— Start Information shown —

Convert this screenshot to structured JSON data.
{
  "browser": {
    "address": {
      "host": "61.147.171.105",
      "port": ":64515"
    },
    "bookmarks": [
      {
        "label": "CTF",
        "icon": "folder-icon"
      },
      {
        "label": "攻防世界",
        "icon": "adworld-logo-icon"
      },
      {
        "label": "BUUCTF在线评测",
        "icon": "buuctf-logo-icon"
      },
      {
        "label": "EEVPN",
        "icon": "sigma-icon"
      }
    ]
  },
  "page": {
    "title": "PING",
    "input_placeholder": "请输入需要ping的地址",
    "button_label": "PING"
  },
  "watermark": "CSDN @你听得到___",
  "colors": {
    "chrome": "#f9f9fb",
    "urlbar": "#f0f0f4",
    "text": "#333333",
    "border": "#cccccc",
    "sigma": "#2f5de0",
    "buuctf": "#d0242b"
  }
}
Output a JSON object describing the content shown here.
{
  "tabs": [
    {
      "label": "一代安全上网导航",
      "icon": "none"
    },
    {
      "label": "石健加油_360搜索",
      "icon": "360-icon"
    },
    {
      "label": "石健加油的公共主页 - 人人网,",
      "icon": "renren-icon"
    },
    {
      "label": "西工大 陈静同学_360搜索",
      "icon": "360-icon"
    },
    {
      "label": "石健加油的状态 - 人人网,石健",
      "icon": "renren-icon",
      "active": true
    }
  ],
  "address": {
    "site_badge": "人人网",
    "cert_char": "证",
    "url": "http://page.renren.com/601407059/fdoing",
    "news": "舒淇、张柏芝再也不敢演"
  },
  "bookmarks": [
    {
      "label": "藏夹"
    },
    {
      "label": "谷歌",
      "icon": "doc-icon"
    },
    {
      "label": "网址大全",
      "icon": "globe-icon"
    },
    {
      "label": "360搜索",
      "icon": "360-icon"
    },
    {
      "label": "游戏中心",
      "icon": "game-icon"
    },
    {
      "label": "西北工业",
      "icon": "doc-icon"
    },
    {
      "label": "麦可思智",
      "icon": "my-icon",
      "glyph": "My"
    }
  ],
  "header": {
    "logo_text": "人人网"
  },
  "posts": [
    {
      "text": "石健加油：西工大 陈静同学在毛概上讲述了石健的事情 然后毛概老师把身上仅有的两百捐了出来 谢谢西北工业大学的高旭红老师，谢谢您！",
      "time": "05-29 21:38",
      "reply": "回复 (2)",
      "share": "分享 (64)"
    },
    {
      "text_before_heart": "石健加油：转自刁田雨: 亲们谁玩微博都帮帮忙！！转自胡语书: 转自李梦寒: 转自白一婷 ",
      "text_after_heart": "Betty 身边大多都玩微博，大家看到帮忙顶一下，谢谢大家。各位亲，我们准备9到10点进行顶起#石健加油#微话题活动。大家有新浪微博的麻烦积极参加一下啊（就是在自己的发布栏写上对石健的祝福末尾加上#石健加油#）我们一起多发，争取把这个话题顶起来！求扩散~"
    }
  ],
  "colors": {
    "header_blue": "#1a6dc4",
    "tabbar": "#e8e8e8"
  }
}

— End Information shown —

Prompt: Retype every record above exactly as written.

Response to the task:
Convert this screenshot to structured JSON data.
{
  "browser": {
    "address": {
      "host": "61.147.171.105",
      "port": ":64515"
    },
    "bookmarks": [
      {
        "label": "CTF",
        "icon": "folder-icon"
      },
      {
        "label": "攻防世界",
        "icon": "adworld-logo-icon"
      },
      {
        "label": "BUUCTF在线评测",
        "icon": "buuctf-logo-icon"
      },
      {
        "label": "EEVPN",
        "icon": "sigma-icon"
      }
    ]
  },
  "page": {
    "title": "PING",
    "input_placeholder": "请输入需要ping的地址",
    "button_label": "PING"
  },
  "watermark": "CSDN @你听得到___",
  "colors": {
    "chrome": "#f9f9fb",
    "urlbar": "#f0f0f4",
    "text": "#333333",
    "border": "#cccccc",
    "sigma": "#2f5de0",
    "buuctf": "#d0242b"
  }
}
Output a JSON object describing the content shown here.
{
  "tabs": [
    {
      "label": "一代安全上网导航",
      "icon": "none"
    },
    {
      "label": "石健加油_360搜索",
      "icon": "360-icon"
    },
    {
      "label": "石健加油的公共主页 - 人人网,",
      "icon": "renren-icon"
    },
    {
      "label": "西工大 陈静同学_360搜索",
      "icon": "360-icon"
    },
    {
      "label": "石健加油的状态 - 人人网,石健",
      "icon": "renren-icon",
      "active": true
    }
  ],
  "address": {
    "site_badge": "人人网",
    "cert_char": "证",
    "url": "http://page.renren.com/601407059/fdoing",
    "news": "舒淇、张柏芝再也不敢演"
  },
  "bookmarks": [
    {
      "label": "藏夹"
    },
    {
      "label": "谷歌",
      "icon": "doc-icon"
    },
    {
      "label": "网址大全",
      "icon": "globe-icon"
    },
    {
      "label": "360搜索",
      "icon": "360-icon"
    },
    {
      "label": "游戏中心",
      "icon": "game-icon"
    },
    {
      "label": "西北工业",
      "icon": "doc-icon"
    },
    {
      "label": "麦可思智",
      "icon": "my-icon",
      "glyph": "My"
    }
  ],
  "header": {
    "logo_text": "人人网"
  },
  "posts": [
    {
      "text": "石健加油：西工大 陈静同学在毛概上讲述了石健的事情 然后毛概老师把身上仅有的两百捐了出来 谢谢西北工业大学的高旭红老师，谢谢您！",
      "time": "05-29 21:38",
      "reply": "回复 (2)",
      "share": "分享 (64)"
    },
    {
      "text_before_heart": "石健加油：转自刁田雨: 亲们谁玩微博都帮帮忙！！转自胡语书: 转自李梦寒: 转自白一婷 ",
      "text_after_heart": "Betty 身边大多都玩微博，大家看到帮忙顶一下，谢谢大家。各位亲，我们准备9到10点进行顶起#石健加油#微话题活动。大家有新浪微博的麻烦积极参加一下啊（就是在自己的发布栏写上对石健的祝福末尾加上#石健加油#）我们一起多发，争取把这个话题顶起来！求扩散~"
    }
  ],
  "colors": {
    "header_blue": "#1a6dc4",
    "tabbar": "#e8e8e8"
  }
}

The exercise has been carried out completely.